[begin MATERIAL SHOWN]
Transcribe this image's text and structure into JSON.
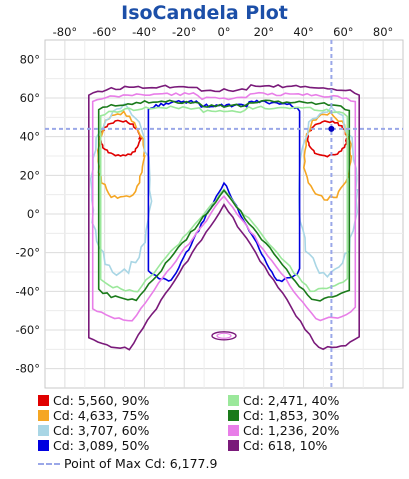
{
  "chart_data": {
    "type": "isocandela-contour",
    "title": "IsoCandela Plot",
    "xlim": [
      -90,
      90
    ],
    "ylim": [
      -90,
      90
    ],
    "x_ticks": [
      "-80°",
      "-60°",
      "-40°",
      "-20°",
      "0°",
      "20°",
      "40°",
      "60°",
      "80°"
    ],
    "y_ticks": [
      "80°",
      "60°",
      "40°",
      "20°",
      "0°",
      "-20°",
      "-40°",
      "-60°",
      "-80°"
    ],
    "grid": true,
    "legend_position": "bottom",
    "max_point": {
      "x": 54,
      "y": 44,
      "label": "Point of Max Cd: 6,177.9"
    },
    "series": [
      {
        "name": "Cd: 5,560, 90%",
        "color": "#e00000",
        "half_width": 22,
        "y_min": 30,
        "y_max": 48,
        "hole": 0,
        "bottom_y": 30
      },
      {
        "name": "Cd: 4,633, 75%",
        "color": "#f5a623",
        "half_width": 26,
        "y_min": 8,
        "y_max": 52,
        "hole": 0,
        "bottom_y": 8
      },
      {
        "name": "Cd: 3,707, 60%",
        "color": "#a9d6e5",
        "half_width": 33,
        "y_min": -30,
        "y_max": 55,
        "hole": 0,
        "bottom_y": -30
      },
      {
        "name": "Cd: 3,089, 50%",
        "color": "#0000e0",
        "half_width": 38,
        "y_min": -35,
        "y_max": 58,
        "hole": 2,
        "bottom_y": -35
      },
      {
        "name": "Cd: 2,471, 40%",
        "color": "#9be89b",
        "half_width": 62,
        "y_min": -40,
        "y_max": 55,
        "hole": 1,
        "bottom_y": -40
      },
      {
        "name": "Cd: 1,853, 30%",
        "color": "#1a7a1a",
        "half_width": 63,
        "y_min": -45,
        "y_max": 58,
        "hole": 1,
        "bottom_y": -45
      },
      {
        "name": "Cd: 1,236, 20%",
        "color": "#e87ee8",
        "half_width": 66,
        "y_min": -55,
        "y_max": 62,
        "hole": 1,
        "bottom_y": -55
      },
      {
        "name": "Cd: 618, 10%",
        "color": "#7a1a7a",
        "half_width": 68,
        "y_min": -70,
        "y_max": 66,
        "hole": 1,
        "bottom_y": -70
      }
    ]
  }
}
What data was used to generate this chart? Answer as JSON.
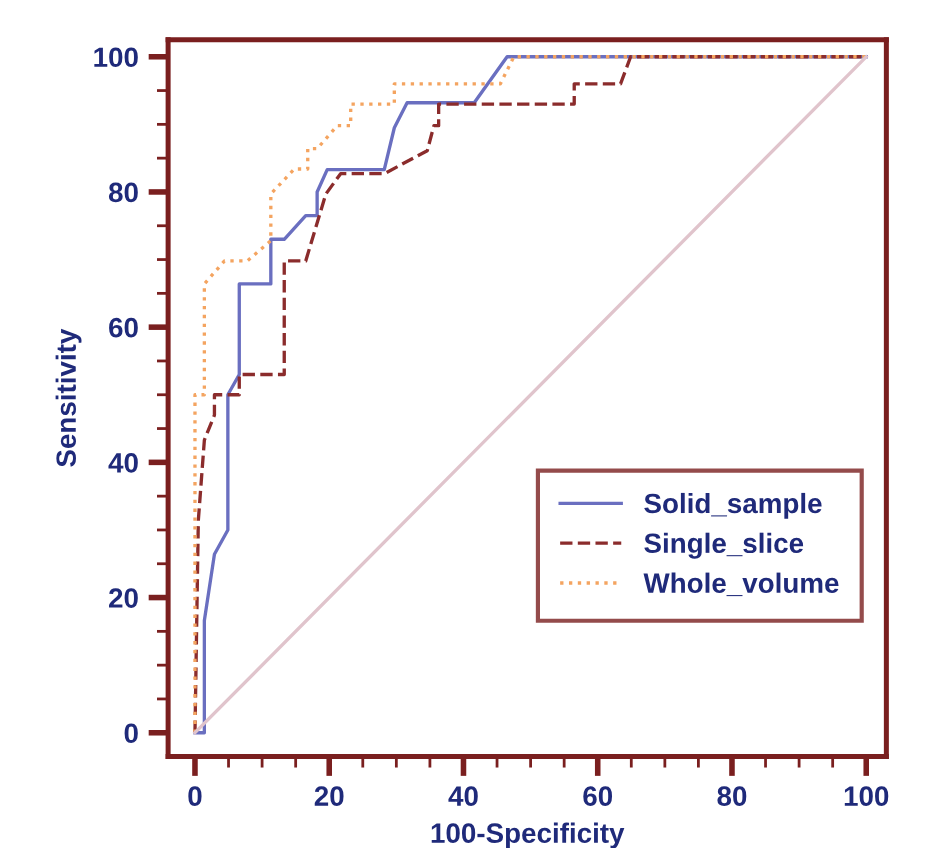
{
  "chart_data": {
    "type": "line",
    "xlabel": "100-Specificity",
    "ylabel": "Sensitivity",
    "xlim": [
      -4,
      103
    ],
    "ylim": [
      -3.5,
      102.5
    ],
    "xticks": [
      0,
      {
        "value": 5,
        "label": null
      },
      {
        "value": 10,
        "label": null
      },
      {
        "value": 15,
        "label": null
      },
      20,
      {
        "value": 25,
        "label": null
      },
      {
        "value": 30,
        "label": null
      },
      {
        "value": 35,
        "label": null
      },
      40,
      {
        "value": 45,
        "label": null
      },
      {
        "value": 50,
        "label": null
      },
      {
        "value": 55,
        "label": null
      },
      60,
      {
        "value": 65,
        "label": null
      },
      {
        "value": 70,
        "label": null
      },
      {
        "value": 75,
        "label": null
      },
      80,
      {
        "value": 85,
        "label": null
      },
      {
        "value": 90,
        "label": null
      },
      {
        "value": 95,
        "label": null
      },
      100
    ],
    "yticks": [
      0,
      {
        "value": 5,
        "label": null
      },
      {
        "value": 10,
        "label": null
      },
      {
        "value": 15,
        "label": null
      },
      20,
      {
        "value": 25,
        "label": null
      },
      {
        "value": 30,
        "label": null
      },
      {
        "value": 35,
        "label": null
      },
      40,
      {
        "value": 45,
        "label": null
      },
      {
        "value": 50,
        "label": null
      },
      {
        "value": 55,
        "label": null
      },
      60,
      {
        "value": 65,
        "label": null
      },
      {
        "value": 70,
        "label": null
      },
      {
        "value": 75,
        "label": null
      },
      80,
      {
        "value": 85,
        "label": null
      },
      {
        "value": 90,
        "label": null
      },
      {
        "value": 95,
        "label": null
      },
      100
    ],
    "grid": false,
    "legend": "bottom right",
    "marker": "none",
    "series": [
      {
        "name": "Solid_sample",
        "color": "#6a6fc0",
        "line_style": "solid",
        "x": [
          0,
          1.4,
          1.4,
          2.9,
          4.9,
          4.9,
          6.6,
          6.6,
          11.3,
          11.3,
          13.3,
          16.5,
          18.2,
          18.2,
          19.7,
          28.2,
          29.7,
          31.6,
          41.6,
          46.5,
          100
        ],
        "values": [
          0,
          0,
          16.6,
          26.4,
          30,
          50,
          53,
          66.4,
          66.4,
          73,
          73,
          76.5,
          76.5,
          80,
          83.3,
          83.3,
          89.5,
          93.2,
          93.2,
          100,
          100
        ]
      },
      {
        "name": "Single_slice",
        "color": "#8b2c2c",
        "line_style": "dashed",
        "x": [
          0,
          0.5,
          1.4,
          2.9,
          2.9,
          6.6,
          6.6,
          13.3,
          13.3,
          16.5,
          19.5,
          21.7,
          28.2,
          34.6,
          35.6,
          36.3,
          36.3,
          56.5,
          56.5,
          63.4,
          64.9,
          100
        ],
        "values": [
          0,
          31.4,
          43.3,
          47,
          50,
          50,
          53,
          53,
          69.8,
          69.8,
          79.7,
          82.7,
          82.7,
          86.1,
          89.8,
          89.8,
          93,
          93,
          96,
          96,
          100,
          100
        ]
      },
      {
        "name": "Whole_volume",
        "color": "#f4a460",
        "line_style": "dotted",
        "x": [
          0,
          0,
          1.4,
          1.4,
          4.4,
          7.8,
          11.3,
          11.3,
          14.8,
          16.8,
          16.8,
          18.2,
          21.2,
          23.2,
          23.2,
          29.7,
          29.7,
          45.5,
          47.5,
          100
        ],
        "values": [
          0,
          50,
          50,
          66.4,
          69.8,
          69.8,
          72.8,
          79.7,
          83.4,
          83.4,
          86.4,
          86.4,
          89.8,
          89.8,
          93,
          93,
          96,
          96,
          100,
          100
        ]
      },
      {
        "color": "#e0c4cc",
        "line_style": "solid",
        "x": [
          0,
          100
        ],
        "values": [
          0,
          100
        ]
      }
    ]
  }
}
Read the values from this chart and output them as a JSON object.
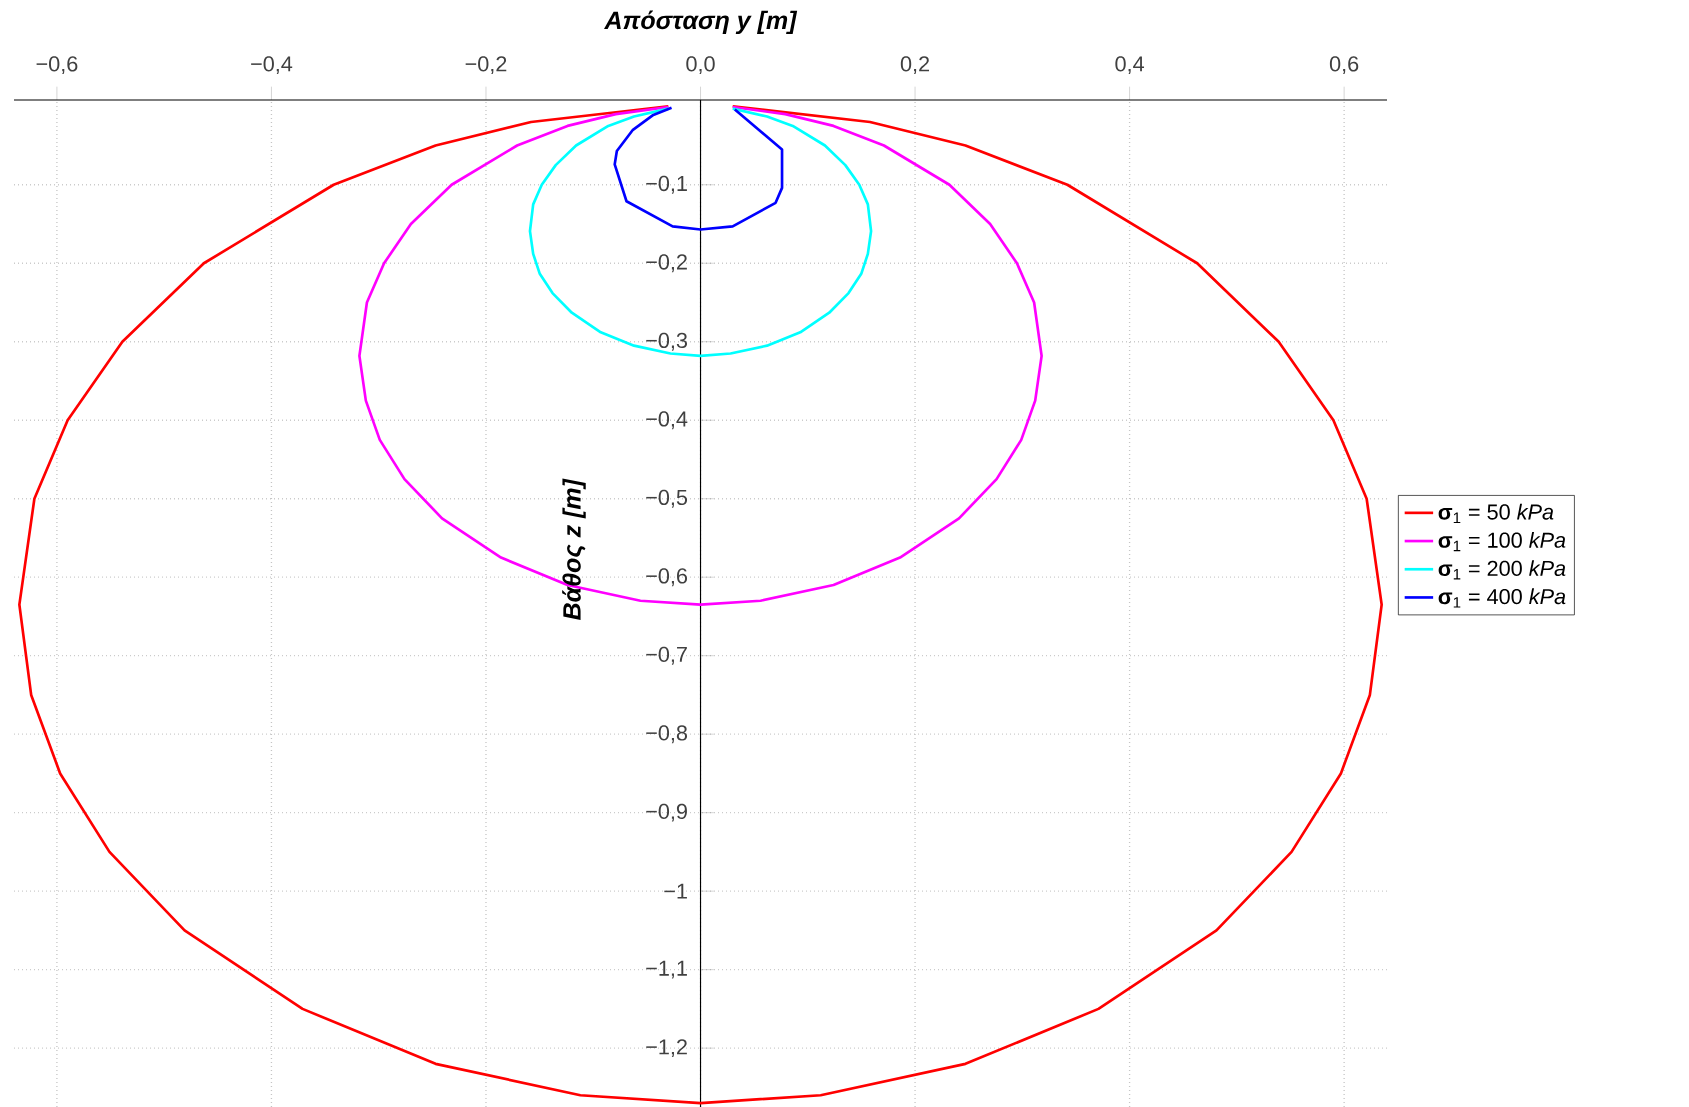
{
  "chart_data": {
    "type": "line",
    "xlabel": "Απόσταση y [m]",
    "ylabel": "Βάθος z [m]",
    "xlim": [
      -0.64,
      0.64
    ],
    "ylim": [
      -1.275,
      0.008
    ],
    "xticks": [
      {
        "value": -0.6,
        "label": "−0,6"
      },
      {
        "value": -0.4,
        "label": "−0,4"
      },
      {
        "value": -0.2,
        "label": "−0,2"
      },
      {
        "value": 0,
        "label": "0,0"
      },
      {
        "value": 0.2,
        "label": "0,2"
      },
      {
        "value": 0.4,
        "label": "0,4"
      },
      {
        "value": 0.6,
        "label": "0,6"
      }
    ],
    "yticks": [
      {
        "value": -0.1,
        "label": "−0,1"
      },
      {
        "value": -0.2,
        "label": "−0,2"
      },
      {
        "value": -0.3,
        "label": "−0,3"
      },
      {
        "value": -0.4,
        "label": "−0,4"
      },
      {
        "value": -0.5,
        "label": "−0,5"
      },
      {
        "value": -0.6,
        "label": "−0,6"
      },
      {
        "value": -0.7,
        "label": "−0,7"
      },
      {
        "value": -0.8,
        "label": "−0,8"
      },
      {
        "value": -0.9,
        "label": "−0,9"
      },
      {
        "value": -1,
        "label": "−1"
      },
      {
        "value": -1.1,
        "label": "−1,1"
      },
      {
        "value": -1.2,
        "label": "−1,2"
      }
    ],
    "grid": true,
    "legend": "right",
    "marker": "none",
    "line_style": "solid",
    "series": [
      {
        "name": "**σ**$_{1}$ = 50 *kPa*",
        "color": "#ff0000",
        "x": [
          0.03,
          0.158,
          0.247,
          0.342,
          0.463,
          0.539,
          0.59,
          0.621,
          0.635,
          0.624,
          0.597,
          0.551,
          0.481,
          0.371,
          0.247,
          0.112,
          0,
          -0.112,
          -0.247,
          -0.371,
          -0.481,
          -0.551,
          -0.597,
          -0.624,
          -0.635,
          -0.621,
          -0.59,
          -0.539,
          -0.463,
          -0.342,
          -0.247,
          -0.158,
          -0.03
        ],
        "values": [
          0,
          -0.02,
          -0.05,
          -0.1,
          -0.2,
          -0.3,
          -0.4,
          -0.5,
          -0.635,
          -0.75,
          -0.85,
          -0.95,
          -1.05,
          -1.15,
          -1.22,
          -1.26,
          -1.27,
          -1.26,
          -1.22,
          -1.15,
          -1.05,
          -0.95,
          -0.85,
          -0.75,
          -0.635,
          -0.5,
          -0.4,
          -0.3,
          -0.2,
          -0.1,
          -0.05,
          -0.02,
          0
        ]
      },
      {
        "name": "**σ**$_{1}$ = 100 *kPa*",
        "color": "#ff00ff",
        "x": [
          0.03,
          0.079,
          0.124,
          0.171,
          0.232,
          0.27,
          0.295,
          0.311,
          0.318,
          0.312,
          0.299,
          0.276,
          0.241,
          0.186,
          0.124,
          0.056,
          0,
          -0.056,
          -0.124,
          -0.186,
          -0.241,
          -0.276,
          -0.299,
          -0.312,
          -0.318,
          -0.311,
          -0.295,
          -0.27,
          -0.232,
          -0.171,
          -0.124,
          -0.079,
          -0.03
        ],
        "values": [
          -0.001,
          -0.01,
          -0.025,
          -0.05,
          -0.1,
          -0.15,
          -0.2,
          -0.25,
          -0.318,
          -0.375,
          -0.425,
          -0.475,
          -0.525,
          -0.575,
          -0.61,
          -0.63,
          -0.635,
          -0.63,
          -0.61,
          -0.575,
          -0.525,
          -0.475,
          -0.425,
          -0.375,
          -0.318,
          -0.25,
          -0.2,
          -0.15,
          -0.1,
          -0.05,
          -0.025,
          -0.01,
          -0.001
        ]
      },
      {
        "name": "**σ**$_{1}$ = 200 *kPa*",
        "color": "#00ffff",
        "x": [
          0.03,
          0.062,
          0.086,
          0.116,
          0.135,
          0.148,
          0.156,
          0.159,
          0.156,
          0.15,
          0.138,
          0.12,
          0.093,
          0.062,
          0.028,
          0,
          -0.028,
          -0.062,
          -0.093,
          -0.12,
          -0.138,
          -0.15,
          -0.156,
          -0.159,
          -0.156,
          -0.148,
          -0.135,
          -0.116,
          -0.086,
          -0.062,
          -0.03
        ],
        "values": [
          -0.003,
          -0.013,
          -0.025,
          -0.05,
          -0.075,
          -0.1,
          -0.125,
          -0.159,
          -0.188,
          -0.213,
          -0.238,
          -0.263,
          -0.288,
          -0.305,
          -0.315,
          -0.318,
          -0.315,
          -0.305,
          -0.288,
          -0.263,
          -0.238,
          -0.213,
          -0.188,
          -0.159,
          -0.125,
          -0.1,
          -0.075,
          -0.05,
          -0.025,
          -0.013,
          -0.003
        ]
      },
      {
        "name": "**σ**$_{1}$ = 400 *kPa*",
        "color": "#0000ff",
        "x": [
          0.032,
          0.076,
          0.076,
          0.07,
          0.03,
          0,
          -0.026,
          -0.069,
          -0.08,
          -0.078,
          -0.063,
          -0.044,
          -0.027
        ],
        "values": [
          -0.004,
          -0.055,
          -0.104,
          -0.123,
          -0.153,
          -0.157,
          -0.153,
          -0.121,
          -0.074,
          -0.057,
          -0.03,
          -0.011,
          -0.002
        ]
      }
    ]
  }
}
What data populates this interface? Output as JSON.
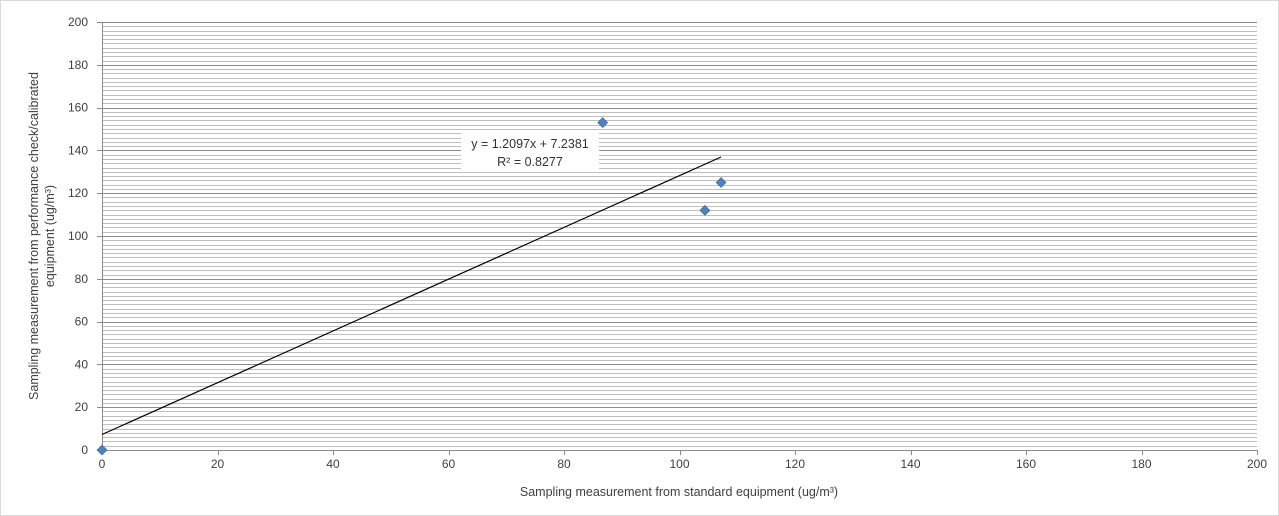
{
  "chart_data": {
    "type": "scatter",
    "xlabel": "Sampling measurement from standard equipment  (ug/m³)",
    "ylabel_line1": "Sampling measurement from performance check/calibrated",
    "ylabel_line2": "equipment (ug/m³)",
    "xlim": [
      0,
      200
    ],
    "ylim": [
      0,
      200
    ],
    "x_ticks": [
      "0",
      "20",
      "40",
      "60",
      "80",
      "100",
      "120",
      "140",
      "160",
      "180",
      "200"
    ],
    "y_ticks": [
      "0",
      "20",
      "40",
      "60",
      "80",
      "100",
      "120",
      "140",
      "160",
      "180",
      "200"
    ],
    "minor_gridline_step": 2,
    "major_gridline_step": 20,
    "series": [
      {
        "x": [
          0,
          86.7,
          104.4,
          107.2
        ],
        "y": [
          0,
          153,
          112,
          125
        ],
        "marker": "diamond",
        "color": "#4f81bd"
      }
    ],
    "trendline": {
      "type": "linear",
      "slope": 1.2097,
      "intercept": 7.2381,
      "x_range": [
        0,
        107.2
      ],
      "color": "#000000",
      "equation_label": "y = 1.2097x + 7.2381",
      "r2_label": "R² = 0.8277"
    }
  }
}
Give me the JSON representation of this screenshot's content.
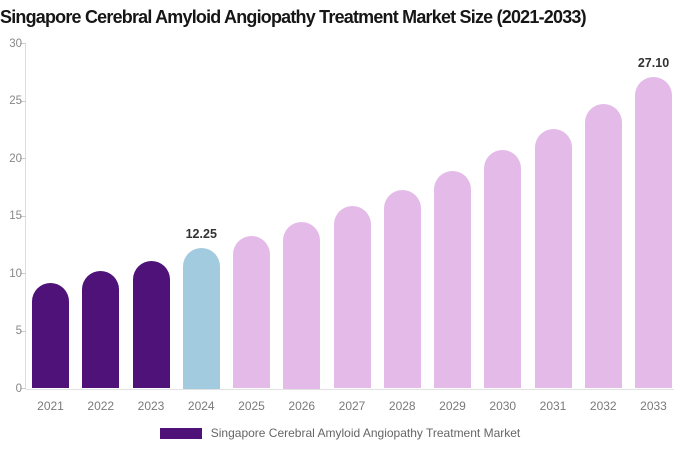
{
  "title": "Singapore Cerebral Amyloid Angiopathy Treatment Market Size (2021-2033)",
  "chart_data": {
    "type": "bar",
    "title": "Singapore Cerebral Amyloid Angiopathy Treatment Market Size (2021-2033)",
    "xlabel": "",
    "ylabel": "",
    "categories": [
      "2021",
      "2022",
      "2023",
      "2024",
      "2025",
      "2026",
      "2027",
      "2028",
      "2029",
      "2030",
      "2031",
      "2032",
      "2033"
    ],
    "values": [
      9.2,
      10.2,
      11.1,
      12.25,
      13.3,
      14.5,
      15.9,
      17.3,
      18.9,
      20.7,
      22.6,
      24.7,
      27.1
    ],
    "bar_roles": [
      "historical",
      "historical",
      "historical",
      "base_year",
      "forecast",
      "forecast",
      "forecast",
      "forecast",
      "forecast",
      "forecast",
      "forecast",
      "forecast",
      "forecast"
    ],
    "role_colors": {
      "historical": "#4f1279",
      "base_year": "#a3cbe0",
      "forecast": "#e4bbe8"
    },
    "value_labels": {
      "2024": "12.25",
      "2033": "27.10"
    },
    "ylim": [
      0,
      30
    ],
    "yticks": [
      0,
      5,
      10,
      15,
      20,
      25,
      30
    ],
    "grid": false,
    "legend_position": "bottom"
  },
  "legend": {
    "label": "Singapore Cerebral Amyloid Angiopathy Treatment Market",
    "swatch_color": "#4f1279"
  }
}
[end MATERIAL SHOWN]
CHALLENGE: Go to the line containing "Give me the" and set it down, along with every later line through the last one, exactly as written and without the pictures.

ANSWER TO THE EXERCISE:
Give me the JSON representation of this screenshot's content.
{
  "title": "Singapore Cerebral Amyloid Angiopathy Treatment Market Size (2021-2033)",
  "chart_data": {
    "type": "bar",
    "title": "Singapore Cerebral Amyloid Angiopathy Treatment Market Size (2021-2033)",
    "xlabel": "",
    "ylabel": "",
    "categories": [
      "2021",
      "2022",
      "2023",
      "2024",
      "2025",
      "2026",
      "2027",
      "2028",
      "2029",
      "2030",
      "2031",
      "2032",
      "2033"
    ],
    "values": [
      9.2,
      10.2,
      11.1,
      12.25,
      13.3,
      14.5,
      15.9,
      17.3,
      18.9,
      20.7,
      22.6,
      24.7,
      27.1
    ],
    "bar_roles": [
      "historical",
      "historical",
      "historical",
      "base_year",
      "forecast",
      "forecast",
      "forecast",
      "forecast",
      "forecast",
      "forecast",
      "forecast",
      "forecast",
      "forecast"
    ],
    "role_colors": {
      "historical": "#4f1279",
      "base_year": "#a3cbe0",
      "forecast": "#e4bbe8"
    },
    "value_labels": {
      "2024": "12.25",
      "2033": "27.10"
    },
    "ylim": [
      0,
      30
    ],
    "yticks": [
      0,
      5,
      10,
      15,
      20,
      25,
      30
    ],
    "grid": false,
    "legend_position": "bottom"
  },
  "legend": {
    "label": "Singapore Cerebral Amyloid Angiopathy Treatment Market",
    "swatch_color": "#4f1279"
  }
}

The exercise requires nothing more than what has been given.